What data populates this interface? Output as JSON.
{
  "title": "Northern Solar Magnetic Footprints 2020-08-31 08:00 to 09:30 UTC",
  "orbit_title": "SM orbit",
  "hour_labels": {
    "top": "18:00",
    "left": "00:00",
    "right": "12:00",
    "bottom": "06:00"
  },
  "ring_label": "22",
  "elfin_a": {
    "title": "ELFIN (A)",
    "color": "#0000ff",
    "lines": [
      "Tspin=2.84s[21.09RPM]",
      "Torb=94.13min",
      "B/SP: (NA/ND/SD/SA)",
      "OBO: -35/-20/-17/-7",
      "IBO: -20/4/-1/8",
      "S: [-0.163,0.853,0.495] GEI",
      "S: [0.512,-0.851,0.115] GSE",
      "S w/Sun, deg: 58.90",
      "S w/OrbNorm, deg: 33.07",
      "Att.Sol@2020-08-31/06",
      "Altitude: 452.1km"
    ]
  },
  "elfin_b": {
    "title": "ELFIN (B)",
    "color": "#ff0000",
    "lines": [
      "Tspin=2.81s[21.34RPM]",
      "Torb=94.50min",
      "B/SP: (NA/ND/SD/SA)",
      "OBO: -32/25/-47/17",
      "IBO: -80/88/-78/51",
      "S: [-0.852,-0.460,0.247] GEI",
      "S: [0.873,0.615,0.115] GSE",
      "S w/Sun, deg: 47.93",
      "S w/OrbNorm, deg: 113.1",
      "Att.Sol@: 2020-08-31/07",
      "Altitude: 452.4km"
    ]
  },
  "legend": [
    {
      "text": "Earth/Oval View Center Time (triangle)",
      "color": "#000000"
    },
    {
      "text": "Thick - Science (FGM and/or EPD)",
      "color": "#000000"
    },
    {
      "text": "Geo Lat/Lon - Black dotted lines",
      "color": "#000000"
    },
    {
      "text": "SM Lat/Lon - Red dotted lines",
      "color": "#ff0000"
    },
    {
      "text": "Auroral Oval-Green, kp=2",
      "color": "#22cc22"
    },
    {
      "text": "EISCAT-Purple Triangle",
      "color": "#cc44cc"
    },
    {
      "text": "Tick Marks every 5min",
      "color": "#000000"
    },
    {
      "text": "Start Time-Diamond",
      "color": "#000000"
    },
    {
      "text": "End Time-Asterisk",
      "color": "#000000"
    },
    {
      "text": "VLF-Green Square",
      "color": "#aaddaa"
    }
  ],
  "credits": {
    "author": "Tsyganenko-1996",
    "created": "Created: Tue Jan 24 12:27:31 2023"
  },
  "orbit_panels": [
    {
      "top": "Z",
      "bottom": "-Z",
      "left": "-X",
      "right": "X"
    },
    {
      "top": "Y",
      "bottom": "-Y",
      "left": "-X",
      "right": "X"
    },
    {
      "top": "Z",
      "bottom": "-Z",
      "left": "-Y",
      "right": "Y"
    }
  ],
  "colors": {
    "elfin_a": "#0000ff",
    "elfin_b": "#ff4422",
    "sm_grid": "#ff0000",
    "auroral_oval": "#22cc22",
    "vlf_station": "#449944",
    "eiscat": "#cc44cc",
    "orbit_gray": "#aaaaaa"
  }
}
---
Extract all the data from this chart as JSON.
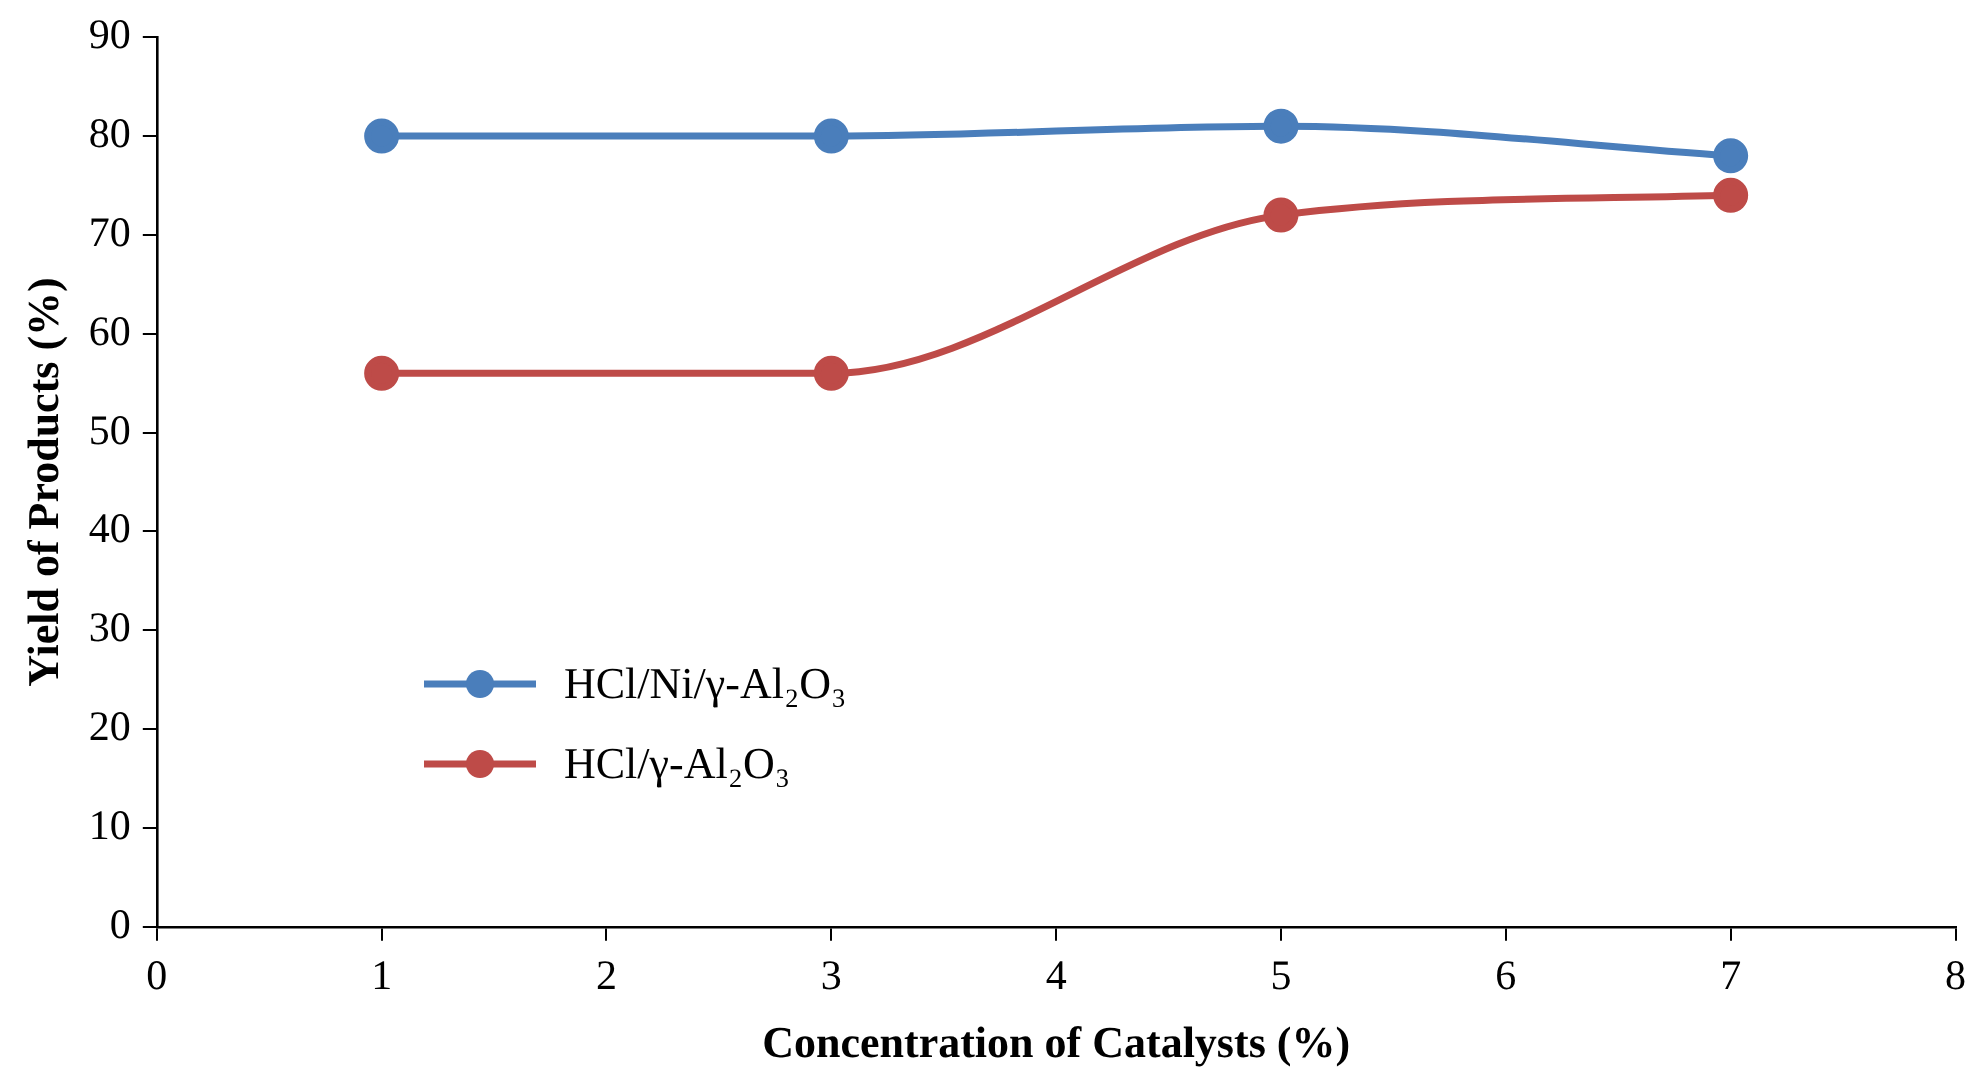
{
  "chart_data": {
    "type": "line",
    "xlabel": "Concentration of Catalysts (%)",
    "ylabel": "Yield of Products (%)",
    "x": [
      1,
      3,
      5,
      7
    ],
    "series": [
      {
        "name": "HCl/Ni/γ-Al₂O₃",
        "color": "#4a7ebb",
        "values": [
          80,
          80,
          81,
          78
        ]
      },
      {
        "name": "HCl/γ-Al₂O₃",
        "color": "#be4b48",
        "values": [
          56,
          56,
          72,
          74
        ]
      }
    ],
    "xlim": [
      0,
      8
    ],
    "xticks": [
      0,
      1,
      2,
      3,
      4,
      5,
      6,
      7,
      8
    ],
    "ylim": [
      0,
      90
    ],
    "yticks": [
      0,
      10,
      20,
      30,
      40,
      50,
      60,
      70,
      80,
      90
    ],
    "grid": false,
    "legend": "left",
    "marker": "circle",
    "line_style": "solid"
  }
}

_Your instructions_: Locate all lines holding the word "text", then copy them out.

_Answer for the task_:
      "text": "Earth/Oval View Center Time (triangle)",
      "text": "Thick - Science (FGM and/or EPD)",
      "text": "Geo Lat/Lon - Black dotted lines",
      "text": "SM Lat/Lon - Red dotted lines",
      "text": "Auroral Oval-Green, kp=2",
      "text": "EISCAT-Purple Triangle",
      "text": "Tick Marks every 5min",
      "text": "Start Time-Diamond",
      "text": "End Time-Asterisk",
      "text": "VLF-Green Square",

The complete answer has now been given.